Tareas y ejercicios »
(A) Explica, según la noticia sobre Felaban, por qué los bancos latinoamericanos no sufrieron como sus pares en Europa y Estados Unidos.
(B) ¿Cuál es el nivel medio de capitalización de los bancos de la región que se menciona en la noticia sobre Felaban?
(C) Transcribe sin cambios el fragmento de la noticia sobre Felaban que va de "Sao Paulo. La" a "los bancos latinoamericanos.", ambos incluidos.

Bloque de texto »
Sao Paulo. La necesidad de gobiernos y órganos reguladores del sistema financiero mundial de dar una respuesta a la crisis puede llevar a un endurecimiento regulatorio excesivo que culminará en el encarecimiento del crédito, advirtió este lunes la organización que representa a los bancos latinoamericanos.

"El recelo es que se tomen medidas más de cariz político que técnico, lo que puede encarecer el crédito, inhibir la innovación y la bancarización", dijo Ricardo Marino, presidente de la Federación Latinoamericana de Bancos (Felaban).

Según el ejecutivo, los bancos latinoamericanos ya eran más disciplinados en la obediencia de las recomendaciones contenidas en el acuerdo de Basilea 2 y por eso no sufrieron como sus pares en Europa y Estados Unidos.

Así, pese a que considera inevitable la adopción de nuevas reglas prudenciales que tendrán alcance global a través de organismos como el G-20, Felaban argumenta que son innecesarias las medidas para impedir la ocurrencia de burbujas en la región, que no sufre de ese mal.

"Aún hay mucho espacio para que crezca el crédito aquí, está lejos de haber una burbuja", declaró Marino.

Según el banquero, miembro de la familia controladora del Banco Itaú Unibanco, las entidades financieras de la región ya se están anticipando en algunos temas que son blanco de discusiones internacionales.

Citó como ejemplo la propuesta del Banco Central de Brasil, divulgada la semana pasada, de una regla que obligue a los bancos comerciales a tener una política interna de remuneración de ejecutivos importantes o con parte del salario vinculado a ganancias con operaciones de riesgo.

"Esa nueva regulación es bienvenida y, de cierta forma, ya es adoptada en Brasil", afirmó.

Además de eso, consideró, el nivel medio de capitalización de los bancos de la región es de 16%, el doble de lo exigido por las reglas de Basilea 2 y bien por encima de lo observado por entidades financieras europeas y estadounidenses.

Esa visión fue reforzada este lunes por la agencia de calificación de riesgo Fitch al considerar en un informe que el perfil de los depósitos de los bancos latinoamericanos en general se mantuvo firme y que esas entidades tienen poca exposición a fondos extranjeros, estando de ese modo poco vulnerables a la posibilidad de grandes volúmenes de rescates.

Información registrada »
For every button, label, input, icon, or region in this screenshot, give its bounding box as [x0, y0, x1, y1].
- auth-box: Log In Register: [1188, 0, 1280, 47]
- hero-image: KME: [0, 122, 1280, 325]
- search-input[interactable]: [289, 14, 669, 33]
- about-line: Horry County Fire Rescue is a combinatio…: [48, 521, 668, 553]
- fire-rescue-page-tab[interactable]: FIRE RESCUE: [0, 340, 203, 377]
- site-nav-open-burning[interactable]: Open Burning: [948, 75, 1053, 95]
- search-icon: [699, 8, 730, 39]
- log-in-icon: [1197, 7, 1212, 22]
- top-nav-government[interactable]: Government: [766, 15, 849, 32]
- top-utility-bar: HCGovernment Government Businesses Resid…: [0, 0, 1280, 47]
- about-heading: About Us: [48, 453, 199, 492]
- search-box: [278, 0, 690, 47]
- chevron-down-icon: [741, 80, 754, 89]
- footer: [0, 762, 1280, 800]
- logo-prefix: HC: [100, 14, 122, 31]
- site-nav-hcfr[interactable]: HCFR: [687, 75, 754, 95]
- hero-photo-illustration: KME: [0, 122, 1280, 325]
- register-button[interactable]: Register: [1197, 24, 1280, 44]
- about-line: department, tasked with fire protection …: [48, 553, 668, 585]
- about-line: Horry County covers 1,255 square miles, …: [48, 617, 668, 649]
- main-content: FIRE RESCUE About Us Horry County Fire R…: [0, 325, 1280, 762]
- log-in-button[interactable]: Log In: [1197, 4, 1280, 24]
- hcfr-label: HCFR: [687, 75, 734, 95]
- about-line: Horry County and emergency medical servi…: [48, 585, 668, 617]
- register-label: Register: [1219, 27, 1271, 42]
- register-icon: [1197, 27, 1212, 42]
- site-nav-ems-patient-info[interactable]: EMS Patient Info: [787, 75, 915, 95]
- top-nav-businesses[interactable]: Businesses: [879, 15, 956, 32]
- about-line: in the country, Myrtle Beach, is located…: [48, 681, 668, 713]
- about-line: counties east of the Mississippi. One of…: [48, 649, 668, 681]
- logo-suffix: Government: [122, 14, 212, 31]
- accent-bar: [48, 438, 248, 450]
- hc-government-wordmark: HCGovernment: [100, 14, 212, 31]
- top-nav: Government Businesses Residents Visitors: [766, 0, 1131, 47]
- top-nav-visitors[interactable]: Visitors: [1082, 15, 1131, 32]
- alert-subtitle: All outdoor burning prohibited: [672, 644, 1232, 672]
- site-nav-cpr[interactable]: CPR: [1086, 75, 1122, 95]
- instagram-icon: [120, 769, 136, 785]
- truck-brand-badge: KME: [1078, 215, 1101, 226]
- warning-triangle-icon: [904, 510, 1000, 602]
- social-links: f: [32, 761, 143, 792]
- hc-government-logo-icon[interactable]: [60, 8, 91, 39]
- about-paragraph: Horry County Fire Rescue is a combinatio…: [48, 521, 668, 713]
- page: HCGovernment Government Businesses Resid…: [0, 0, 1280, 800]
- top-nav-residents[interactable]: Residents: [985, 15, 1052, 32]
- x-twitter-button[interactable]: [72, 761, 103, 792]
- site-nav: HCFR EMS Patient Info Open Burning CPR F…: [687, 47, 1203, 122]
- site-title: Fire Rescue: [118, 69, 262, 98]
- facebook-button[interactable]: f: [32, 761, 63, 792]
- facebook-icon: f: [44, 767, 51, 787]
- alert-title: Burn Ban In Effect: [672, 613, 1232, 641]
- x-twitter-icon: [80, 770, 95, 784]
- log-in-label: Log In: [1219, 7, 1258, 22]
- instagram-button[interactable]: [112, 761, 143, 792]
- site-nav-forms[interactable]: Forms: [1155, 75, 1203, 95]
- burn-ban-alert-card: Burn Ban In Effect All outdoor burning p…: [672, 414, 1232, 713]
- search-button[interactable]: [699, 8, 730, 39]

Soluciones por tarea »
(A) Según Ricardo Marino, presidente de Felaban, los bancos latinoamericanos ya eran más disciplinados en la obediencia de las recomendaciones contenidas en el acuerdo de Basilea 2, y por eso no sufrieron como sus pares en Europa y Estados Unidos.

(B) Es del 16%, el doble de lo exigido por las reglas de Basilea 2.

(C)
Sao Paulo. La necesidad de gobiernos y órganos reguladores del sistema financiero mundial de dar una respuesta a la crisis puede llevar a un endurecimiento regulatorio excesivo que culminará en el encarecimiento del crédito, advirtió este lunes la organización que representa a los bancos latinoamericanos.